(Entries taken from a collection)
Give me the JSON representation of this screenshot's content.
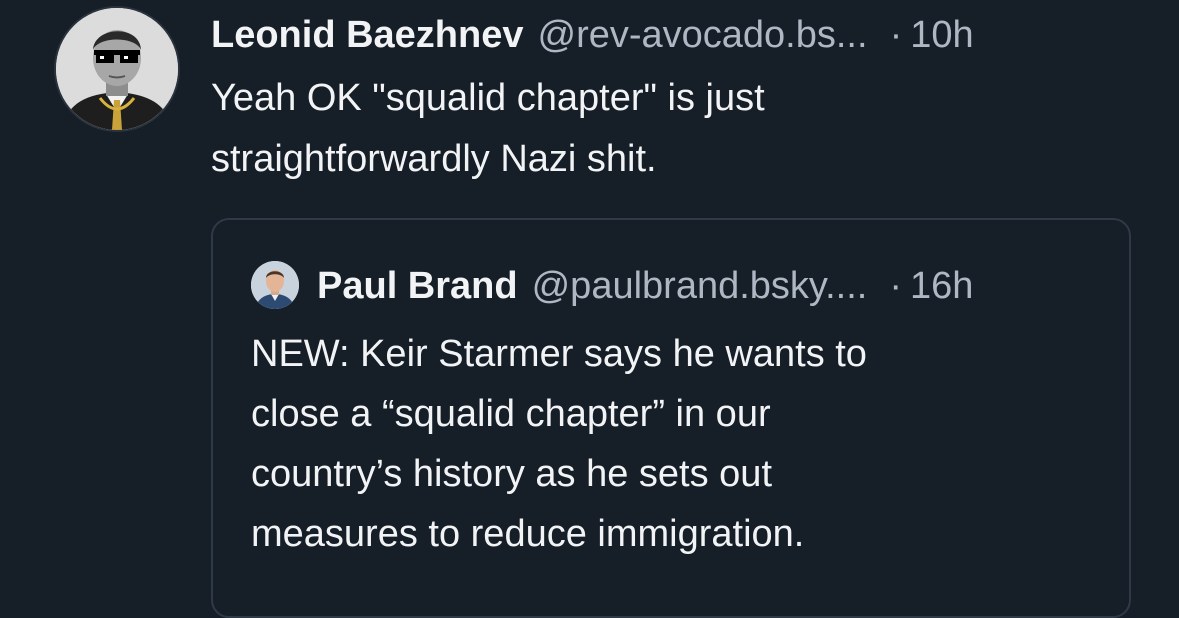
{
  "post": {
    "author": {
      "display_name": "Leonid Baezhnev",
      "handle": "@rev-avocado.bs...",
      "avatar_icon": "avatar-image"
    },
    "separator": "·",
    "time": "10h",
    "text": "Yeah OK \"squalid chapter\" is just\nstraightforwardly Nazi shit."
  },
  "quote": {
    "author": {
      "display_name": "Paul Brand",
      "handle": "@paulbrand.bsky....",
      "avatar_icon": "avatar-image"
    },
    "separator": "·",
    "time": "16h",
    "text": "NEW: Keir Starmer says he wants to\nclose a “squalid chapter” in our\ncountry’s history as he sets out\nmeasures to reduce immigration."
  },
  "colors": {
    "background": "#161e27",
    "text_primary": "#f1f3f5",
    "text_secondary": "#aeb8c4",
    "border": "#2e3a48"
  }
}
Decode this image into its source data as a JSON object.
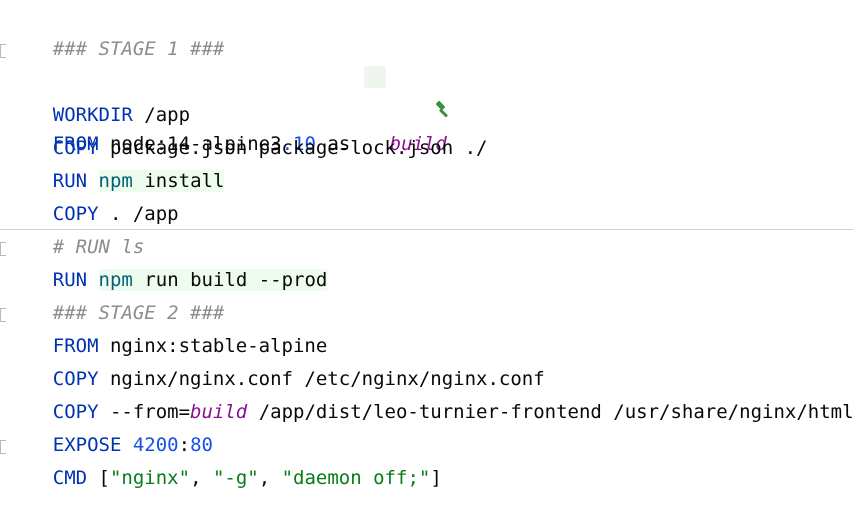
{
  "editor": {
    "lines": {
      "l1": {
        "comment": "### STAGE 1 ###"
      },
      "l2": {
        "kw": "FROM",
        "image": " node:14-alpine3",
        "ver": ".10",
        "as": " as ",
        "stage": "build"
      },
      "l3": {
        "kw": "WORKDIR",
        "rest": " /app"
      },
      "l4": {
        "kw": "COPY",
        "rest": " package.json package-lock.json ./"
      },
      "l5": {
        "kw": "RUN",
        "sp": " ",
        "npm": "npm",
        "rest": " install"
      },
      "l6": {
        "kw": "COPY",
        "rest": " . /app"
      },
      "l7": {
        "comment": "# RUN ls"
      },
      "l8": {
        "kw": "RUN",
        "sp": " ",
        "npm": "npm",
        "rest": " run build --prod"
      },
      "l9": {
        "comment": "### STAGE 2 ###"
      },
      "l10": {
        "kw": "FROM",
        "rest": " nginx:stable-alpine"
      },
      "l11": {
        "kw": "COPY",
        "rest": " nginx/nginx.conf /etc/nginx/nginx.conf"
      },
      "l12": {
        "kw": "COPY",
        "flag": " --from=",
        "stage": "build",
        "rest": " /app/dist/leo-turnier-frontend /usr/share/nginx/html"
      },
      "l13": {
        "kw": "EXPOSE",
        "sp": " ",
        "port1": "4200",
        "colon": ":",
        "port2": "80"
      },
      "l14": {
        "kw": "CMD",
        "open": " [",
        "s1": "\"nginx\"",
        "comma1": ", ",
        "s2": "\"-g\"",
        "comma2": ", ",
        "s3": "\"daemon off;\"",
        "close": "]"
      }
    },
    "icons": {
      "stage_marker": "hammer-icon"
    },
    "colors": {
      "keyword": "#0033b3",
      "comment": "#8c8c8c",
      "number": "#1750eb",
      "string": "#067d17",
      "stage": "#871094",
      "highlight": "#edfced"
    }
  }
}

- Goal
Copy every line in the entries above that has the string "handle" in it.

- Solution to this task
      "handle": "@rev-avocado.bs...",
      "handle": "@paulbrand.bsky....",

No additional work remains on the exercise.